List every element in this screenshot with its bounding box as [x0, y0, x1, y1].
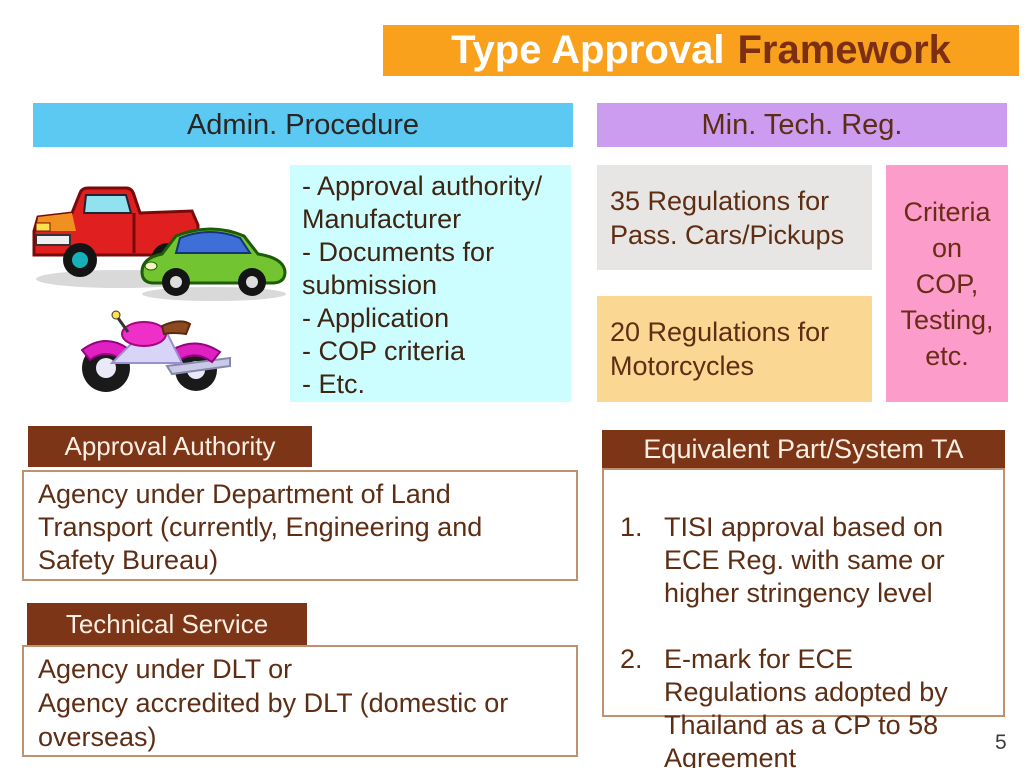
motorcycle-image [80, 310, 231, 392]
page-number: 5 [995, 731, 1007, 754]
pickup-truck-image [32, 186, 204, 288]
approval-authority-tag: Approval Authority [28, 426, 312, 467]
list-item-number: 1. [620, 512, 643, 542]
slide-title-accent: Framework [737, 28, 951, 72]
technical-service-tag: Technical Service [27, 603, 307, 645]
list-item-text: TISI approval based on ECE Reg. with sam… [664, 512, 945, 608]
criteria-box: Criteria on COP, Testing, etc. [886, 165, 1008, 402]
approval-authority-body: Agency under Department of Land Transpor… [22, 470, 578, 581]
equivalent-ta-body: 1. TISI approval based on ECE Reg. with … [602, 468, 1005, 768]
regulations-cars-box: 35 Regulations for Pass. Cars/Pickups [597, 165, 872, 270]
sports-car-image [140, 227, 287, 301]
list-item: 2. E-mark for ECE Regulations adopted by… [612, 643, 995, 768]
admin-details-box: - Approval authority/ Manufacturer - Doc… [290, 165, 571, 402]
list-item-text: E-mark for ECE Regulations adopted by Th… [664, 644, 948, 768]
regulations-motorcycles-box: 20 Regulations for Motorcycles [597, 296, 872, 402]
min-tech-reg-header: Min. Tech. Reg. [597, 103, 1007, 147]
list-item-number: 2. [620, 644, 643, 674]
slide-title-main: Type Approval [451, 28, 725, 72]
equivalent-ta-tag: Equivalent Part/System TA [602, 430, 1005, 468]
technical-service-body: Agency under DLT or Agency accredited by… [22, 645, 578, 757]
slide-title-bar: Type Approval Framework [383, 25, 1019, 76]
admin-procedure-header: Admin. Procedure [33, 103, 573, 147]
list-item: 1. TISI approval based on ECE Reg. with … [612, 511, 995, 610]
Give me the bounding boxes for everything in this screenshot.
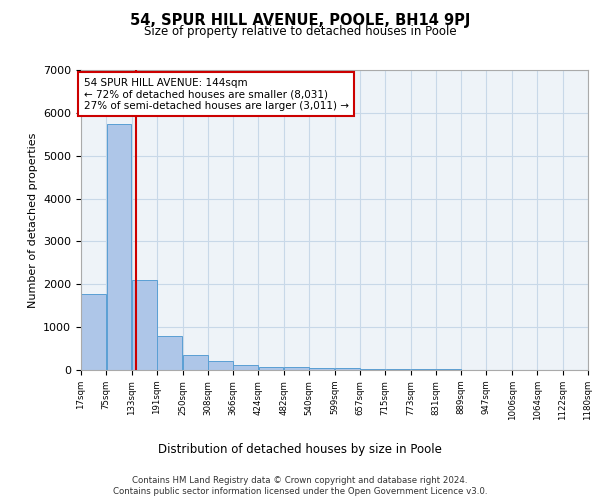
- Text: Contains HM Land Registry data © Crown copyright and database right 2024.: Contains HM Land Registry data © Crown c…: [132, 476, 468, 485]
- Bar: [335, 368, 360, 370]
- Bar: [259, 366, 283, 370]
- Bar: [183, 356, 208, 370]
- Text: Distribution of detached houses by size in Poole: Distribution of detached houses by size …: [158, 442, 442, 456]
- Bar: [284, 367, 309, 370]
- Y-axis label: Number of detached properties: Number of detached properties: [28, 132, 38, 308]
- Bar: [411, 369, 436, 370]
- Bar: [386, 369, 410, 370]
- Text: Contains public sector information licensed under the Open Government Licence v3: Contains public sector information licen…: [113, 488, 487, 496]
- Bar: [360, 368, 385, 370]
- Bar: [208, 362, 233, 370]
- Bar: [132, 280, 157, 370]
- Text: 54, SPUR HILL AVENUE, POOLE, BH14 9PJ: 54, SPUR HILL AVENUE, POOLE, BH14 9PJ: [130, 12, 470, 28]
- Text: 54 SPUR HILL AVENUE: 144sqm
← 72% of detached houses are smaller (8,031)
27% of : 54 SPUR HILL AVENUE: 144sqm ← 72% of det…: [83, 78, 349, 110]
- Bar: [233, 366, 258, 370]
- Bar: [107, 124, 131, 370]
- Bar: [157, 336, 182, 370]
- Bar: [81, 294, 106, 370]
- Text: Size of property relative to detached houses in Poole: Size of property relative to detached ho…: [143, 25, 457, 38]
- Bar: [309, 368, 334, 370]
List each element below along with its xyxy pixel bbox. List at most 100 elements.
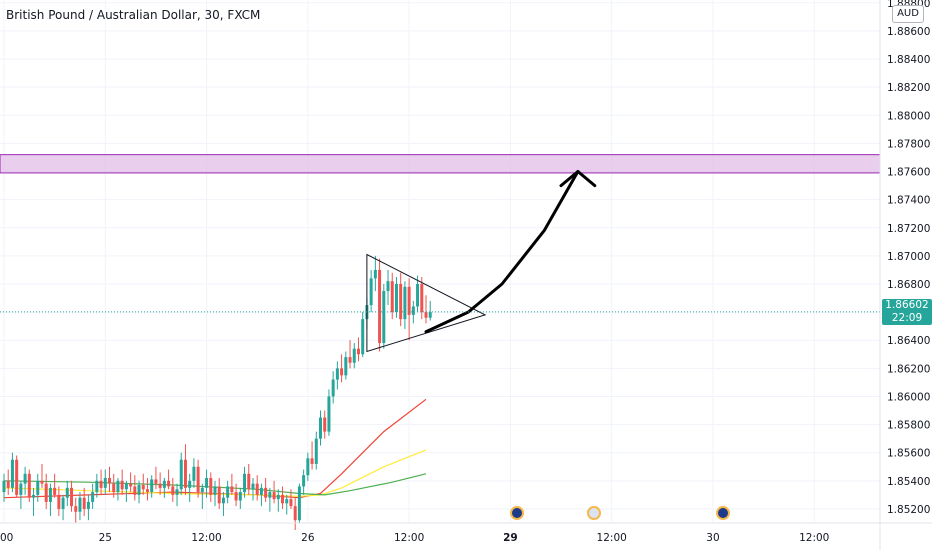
grid-lines <box>0 0 880 523</box>
time-tick-label: 00 <box>0 532 13 544</box>
resistance-zone[interactable] <box>0 154 881 174</box>
candle-body <box>230 486 234 493</box>
time-tick-label: 12:00 <box>597 532 627 544</box>
candle-body <box>95 480 99 493</box>
candle-body <box>213 486 217 495</box>
candle-body <box>192 466 196 481</box>
candle-body <box>264 487 268 498</box>
price-tick-label: 1.87000 <box>887 251 930 263</box>
candle-body <box>259 487 263 495</box>
candle-body <box>116 480 120 493</box>
candle-body <box>217 486 221 504</box>
candle-body <box>65 487 69 498</box>
candle-body <box>373 269 377 279</box>
candle-body <box>2 480 6 493</box>
candle-body <box>281 494 285 504</box>
candle-body <box>386 281 390 292</box>
candle-body <box>48 487 52 502</box>
candle-body <box>61 497 65 509</box>
candle-body <box>416 283 420 307</box>
time-tick-label: 26 <box>301 532 315 544</box>
candle-body <box>411 306 415 315</box>
candle-body <box>175 489 179 495</box>
australia-flag-icon[interactable] <box>716 506 730 520</box>
candle-body <box>23 473 27 484</box>
price-tick-label: 1.85800 <box>887 420 930 432</box>
candle-body <box>112 483 116 493</box>
candle-body <box>150 479 154 493</box>
candle-body <box>44 483 48 502</box>
price-tick-label: 1.86200 <box>887 363 930 375</box>
candle-body <box>129 483 133 487</box>
price-tick-label: 1.88400 <box>887 54 930 66</box>
candle-body <box>331 379 335 397</box>
candle-body <box>171 486 175 495</box>
candle-body <box>158 483 162 488</box>
candle-body <box>221 497 225 504</box>
candle-body <box>205 478 209 488</box>
candle-body <box>78 497 82 512</box>
candle-body <box>302 475 306 487</box>
price-tick-label: 1.85200 <box>887 504 930 516</box>
candle-body <box>10 459 14 488</box>
australia-flag-icon[interactable] <box>510 506 524 520</box>
candle-body <box>32 494 36 498</box>
currency-label[interactable]: AUD <box>892 5 924 23</box>
candle-body <box>276 494 280 500</box>
price-axis[interactable]: 1.85200 1.85400 1.85600 1.85800 1.86000 1.862… <box>887 0 930 516</box>
candle-body <box>137 485 141 495</box>
candle-body <box>399 283 403 320</box>
time-tick-label: 12:00 <box>799 532 829 544</box>
candle-body <box>234 492 238 501</box>
candle-body <box>162 480 166 488</box>
price-tick-label: 1.87600 <box>887 167 930 179</box>
candle-body <box>420 283 424 313</box>
candle-body <box>314 438 318 464</box>
projection-arrow <box>424 170 580 334</box>
candle-body <box>428 312 432 318</box>
candle-body <box>323 417 327 432</box>
candle-body <box>255 483 259 495</box>
time-tick-label: 29 <box>503 532 518 544</box>
candle-body <box>335 368 339 380</box>
candle-body <box>340 368 344 376</box>
time-tick-label: 12:00 <box>191 532 221 544</box>
last-price-tag: 1.86602 22:09 <box>882 298 932 325</box>
candle-body <box>209 478 213 495</box>
candle-body <box>293 506 297 521</box>
price-tick-label: 1.87400 <box>887 195 930 207</box>
price-tick-label: 1.86800 <box>887 279 930 291</box>
price-tick-label: 1.85600 <box>887 448 930 460</box>
candle-body <box>27 473 31 498</box>
candle-body <box>74 506 78 512</box>
candle-body <box>403 286 407 320</box>
time-tick-label: 30 <box>706 532 719 544</box>
candle-body <box>382 291 386 344</box>
candle-body <box>82 497 86 509</box>
price-tick-label: 1.88000 <box>887 110 930 122</box>
candle-body <box>196 466 200 493</box>
candle-body <box>145 489 149 493</box>
candle-body <box>251 483 255 490</box>
candle-body <box>352 348 356 363</box>
candle-body <box>407 286 411 315</box>
candle-body <box>394 283 398 313</box>
uk-flag-icon[interactable] <box>587 506 601 520</box>
drawings[interactable] <box>366 170 597 353</box>
candle-body <box>247 473 251 490</box>
candle-body <box>272 492 276 500</box>
candle-body <box>167 480 171 487</box>
candle-body <box>327 396 331 432</box>
bar-countdown: 22:09 <box>891 311 923 324</box>
candle-body <box>243 473 247 493</box>
candle-body <box>200 487 204 493</box>
price-tick-label: 1.86000 <box>887 391 930 403</box>
candle-body <box>70 487 74 507</box>
candle-body <box>306 458 310 476</box>
candle-body <box>238 492 242 501</box>
candle-body <box>319 417 322 439</box>
time-axis[interactable]: 00 25 12:00 26 12:00 29 12:00 30 12:00 <box>0 532 829 544</box>
candle-body <box>86 501 90 509</box>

Written task:
Show every line above that contains the word "Regulations".

Exercise output:
regulations-cars-box: 35 Regulations for Pass. Cars/Pickups [597, 165, 872, 270]
list-item: 2. E-mark for ECE Regulations adopted by… [612, 643, 995, 768]
list-item-text: E-mark for ECE Regulations adopted by Th… [664, 644, 948, 768]
regulations-motorcycles-box: 20 Regulations for Motorcycles [597, 296, 872, 402]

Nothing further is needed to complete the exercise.